>> begin Raw data

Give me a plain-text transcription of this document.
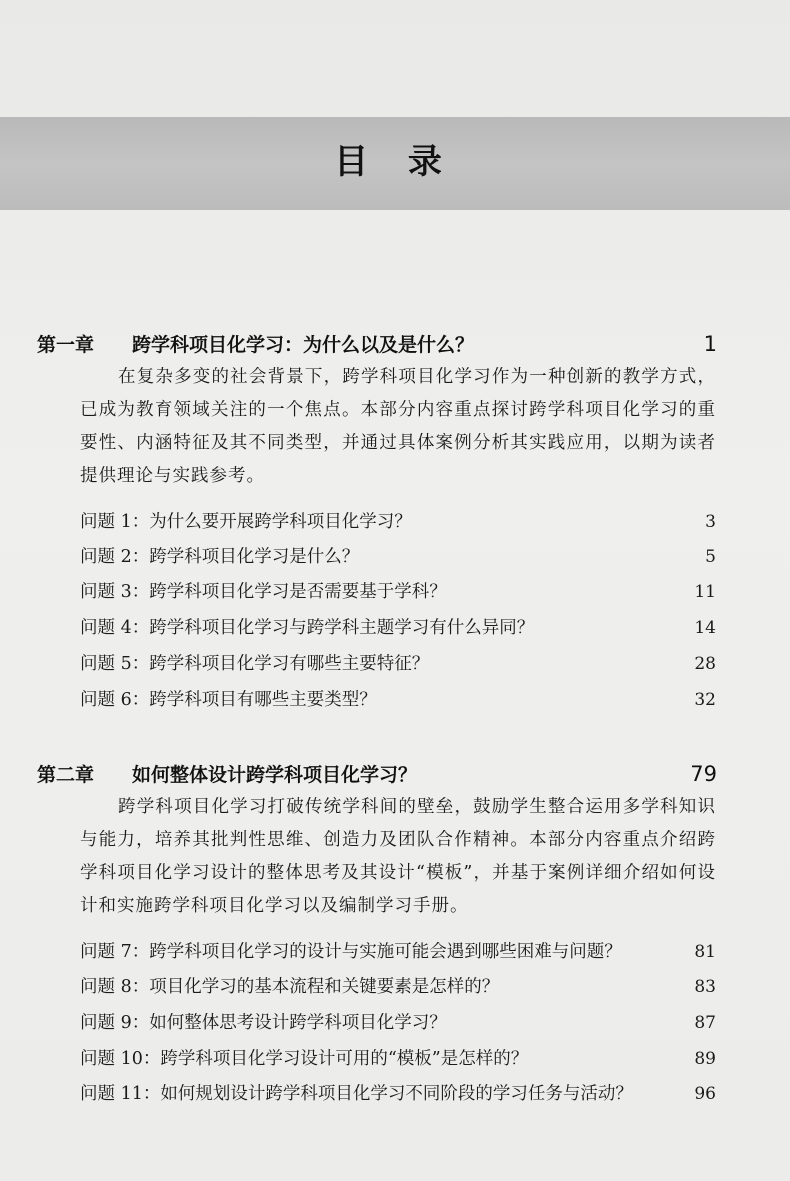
目 录
第一章	跨学科项目化学习：为什么以及是什么？	1
在复杂多变的社会背景下，跨学科项目化学习作为一种创新的教学方式，已成为教育领域关注的一个焦点。本部分内容重点探讨跨学科项目化学习的重要性、内涵特征及其不同类型，并通过具体案例分析其实践应用，以期为读者提供理论与实践参考。
问题 1：为什么要开展跨学科项目化学习？	3
问题 2：跨学科项目化学习是什么？	5
问题 3：跨学科项目化学习是否需要基于学科？	11
问题 4：跨学科项目化学习与跨学科主题学习有什么异同？	14
问题 5：跨学科项目化学习有哪些主要特征？	28
问题 6：跨学科项目有哪些主要类型？	32
第二章	如何整体设计跨学科项目化学习？	79
跨学科项目化学习打破传统学科间的壁垒，鼓励学生整合运用多学科知识与能力，培养其批判性思维、创造力及团队合作精神。本部分内容重点介绍跨学科项目化学习设计的整体思考及其设计“模板”，并基于案例详细介绍如何设计和实施跨学科项目化学习以及编制学习手册。
问题 7：跨学科项目化学习的设计与实施可能会遇到哪些困难与问题？	81
问题 8：项目化学习的基本流程和关键要素是怎样的？	83
问题 9：如何整体思考设计跨学科项目化学习？	87
问题 10：跨学科项目化学习设计可用的“模板”是怎样的？	89
问题 11：如何规划设计跨学科项目化学习不同阶段的学习任务与活动？	96
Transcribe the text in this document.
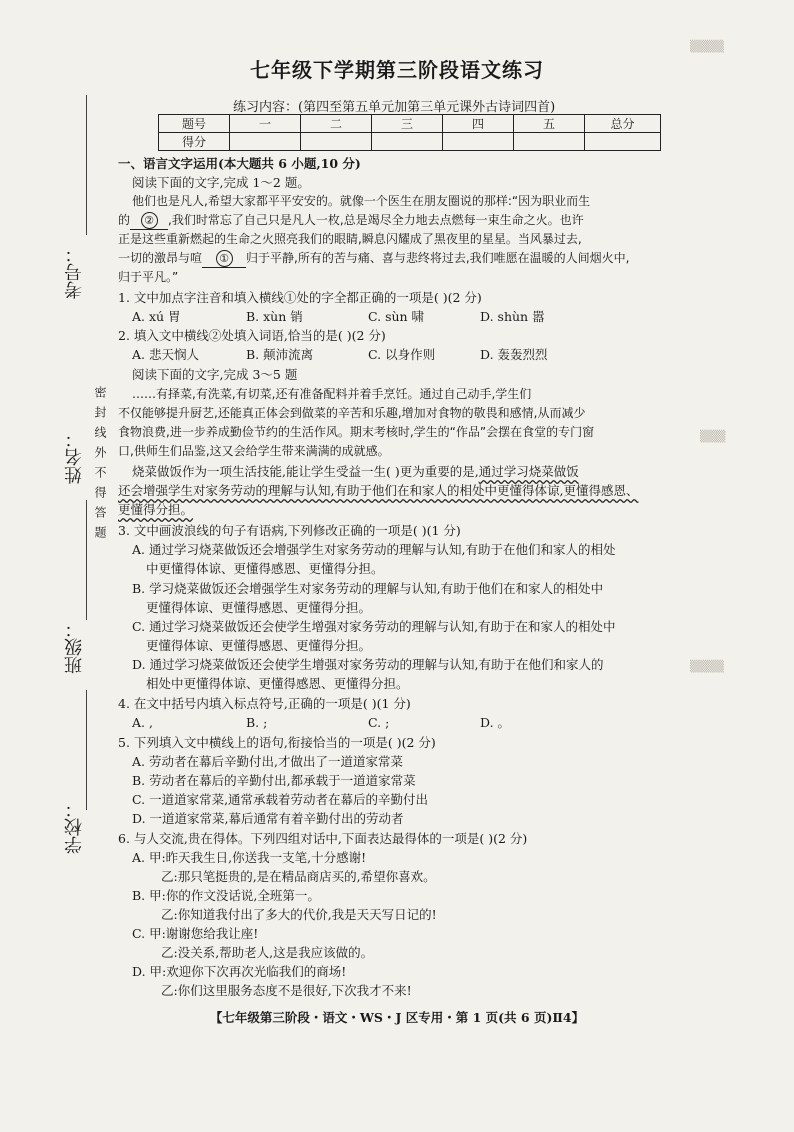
▒▒▒▒
▒▒▒
▒▒▒▒
考号：
姓名：
班级：
学校：
密封线外不得答题
七年级下学期第三阶段语文练习
练习内容：(第四至第五单元加第三单元课外古诗词四首)
题号	一	二	三	四	五	总分
得分						
一、语言文字运用(本大题共 6 小题,10 分)
阅读下面的文字,完成 1～2 题。
他们也是凡人,希望大家都平平安安的。就像一个医生在朋友圈说的那样:“因为职业而生
的 ② ,我们时常忘了自己只是凡人一枚,总是竭尽全力地去点燃每一束生命之火。也许
正是这些重新燃起的生命之火照亮我们的眼睛,瞬息闪耀成了黑夜里的星星。当风暴过去,
一切的激昂与喧 ① 归于平静,所有的苦与痛、喜与悲终将过去,我们唯愿在温暖的人间烟火中,
归于平凡。”
1. 文中加点字注音和填入横线①处的字全都正确的一项是( )(2 分)
A. xú 胃	B. xùn 销	C. sùn 啸	D. shùn 嚣
2. 填入文中横线②处填入词语,恰当的是( )(2 分)
A. 悲天悯人	B. 颠沛流离	C. 以身作则	D. 轰轰烈烈
阅读下面的文字,完成 3～5 题
……有择菜,有洗菜,有切菜,还有准备配料并着手烹饪。通过自己动手,学生们
不仅能够提升厨艺,还能真正体会到做菜的辛苦和乐趣,增加对食物的敬畏和感情,从而减少
食物浪费,进一步养成勤俭节约的生活作风。期末考核时,学生的“作品”会摆在食堂的专门窗
口,供师生们品鉴,这又会给学生带来满满的成就感。
烧菜做饭作为一项生活技能,能让学生受益一生( )更为重要的是,通过学习烧菜做饭
还会增强学生对家务劳动的理解与认知,有助于他们在和家人的相处中更懂得体谅,更懂得感恩、
更懂得分担。
3. 文中画波浪线的句子有语病,下列修改正确的一项是( )(1 分)
A. 通过学习烧菜做饭还会增强学生对家务劳动的理解与认知,有助于在他们和家人的相处
中更懂得体谅、更懂得感恩、更懂得分担。
B. 学习烧菜做饭还会增强学生对家务劳动的理解与认知,有助于他们在和家人的相处中
更懂得体谅、更懂得感恩、更懂得分担。
C. 通过学习烧菜做饭还会使学生增强对家务劳动的理解与认知,有助于在和家人的相处中
更懂得体谅、更懂得感恩、更懂得分担。
D. 通过学习烧菜做饭还会使学生增强对家务劳动的理解与认知,有助于在他们和家人的
相处中更懂得体谅、更懂得感恩、更懂得分担。
4. 在文中括号内填入标点符号,正确的一项是( )(1 分)
A. ,	B. ;	C. ;	D. 。
5. 下列填入文中横线上的语句,衔接恰当的一项是( )(2 分)
A. 劳动者在幕后辛勤付出,才做出了一道道家常菜
B. 劳动者在幕后的辛勤付出,都承载于一道道家常菜
C. 一道道家常菜,通常承载着劳动者在幕后的辛勤付出
D. 一道道家常菜,幕后通常有着辛勤付出的劳动者
6. 与人交流,贵在得体。下列四组对话中,下面表达最得体的一项是( )(2 分)
A. 甲:昨天我生日,你送我一支笔,十分感谢!
乙:那只笔挺贵的,是在精品商店买的,希望你喜欢。
B. 甲:你的作文没话说,全班第一。
乙:你知道我付出了多大的代价,我是天天写日记的!
C. 甲:谢谢您给我让座!
乙:没关系,帮助老人,这是我应该做的。
D. 甲:欢迎你下次再次光临我们的商场!
乙:你们这里服务态度不是很好,下次我才不来!
【七年级第三阶段・语文・WS・J 区专用・第 1 页(共 6 页)Ⅱ4】
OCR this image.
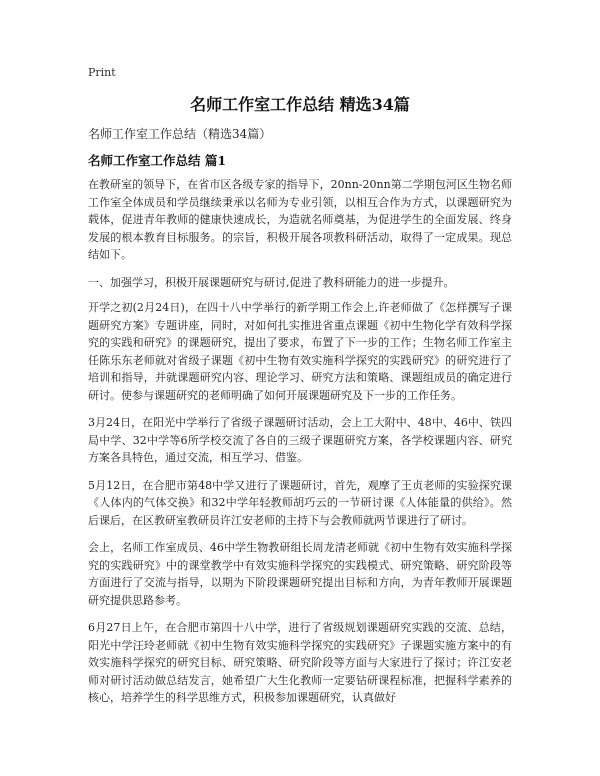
Print
名师工作室工作总结 精选34篇

名师工作室工作总结（精选34篇）

名师工作室工作总结 篇1

在教研室的领导下，在省市区各级专家的指导下，20nn-20nn第二学期包河区生物名师工作室全体成员和学员继续秉承以名师为专业引领，以相互合作为方式，以课题研究为载体，促进青年教师的健康快速成长，为造就名师奠基，为促进学生的全面发展、终身发展的根本教育目标服务。的宗旨，积极开展各项教科研活动，取得了一定成果。现总结如下。

一、加强学习，积极开展课题研究与研讨,促进了教科研能力的进一步提升。

开学之初(2月24日)，在四十八中学举行的新学期工作会上,许老师做了《怎样撰写子课题研究方案》专题讲座，同时，对如何扎实推进省重点课题《初中生物化学有效科学探究的实践和研究》的课题研究，提出了要求，布置了下一步的工作；生物名师工作室主任陈乐东老师就对省级子课题《初中生物有效实施科学探究的实践研究》的研究进行了培训和指导，并就课题研究内容、理论学习、研究方法和策略、课题组成员的确定进行研讨。使参与课题研究的老师明确了如何开展课题研究及下一步的工作任务。

3月24日，在阳光中学举行了省级子课题研讨活动，会上工大附中、48中、46中、铁四局中学、32中学等6所学校交流了各自的三级子课题研究方案，各学校课题内容、研究方案各具特色，通过交流，相互学习、借鉴。

5月12日，在合肥市第48中学又进行了课题研讨，首先，观摩了王贞老师的实验探究课《人体内的气体交换》和32中学年轻教师胡巧云的一节研讨课《人体能量的供给》。然后课后，在区教研室教研员许江安老师的主持下与会教师就两节课进行了研讨。

会上，名师工作室成员、46中学生物教研组长周龙清老师就《初中生物有效实施科学探究的实践研究》中的课堂教学中有效实施科学探究的实践模式、研究策略、研究阶段等方面进行了交流与指导，以期为下阶段课题研究提出目标和方向，为青年教师开展课题研究提供思路参考。

6月27日上午，在合肥市第四十八中学，进行了省级规划课题研究实践的交流、总结，阳光中学汪玲老师就《初中生物有效实施科学探究的实践研究》子课题实施方案中的有效实施科学探究的研究目标、研究策略、研究阶段等方面与大家进行了探讨；许江安老师对研讨活动做总结发言，她希望广大生化教师一定要钻研课程标准，把握科学素养的核心，培养学生的科学思维方式，积极参加课题研究，认真做好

>> end Raw data

### Problem:
Using the records above, copy each line that contains "研究策略".

### Response to this exercise:
会上，名师工作室成员、46中学生物教研组长周龙清老师就《初中生物有效实施科学探究的实践研究》中的课堂教学中有效实施科学探究的实践模式、研究策略、研究阶段等方面进行了交流与指导，以期为下阶段课题研究提出目标和方向，为青年教师开展课题研究提供思路参考。
6月27日上午，在合肥市第四十八中学，进行了省级规划课题研究实践的交流、总结，阳光中学汪玲老师就《初中生物有效实施科学探究的实践研究》子课题实施方案中的有效实施科学探究的研究目标、研究策略、研究阶段等方面与大家进行了探讨；许江安老师对研讨活动做总结发言，她希望广大生化教师一定要钻研课程标准，把握科学素养的核心，培养学生的科学思维方式，积极参加课题研究，认真做好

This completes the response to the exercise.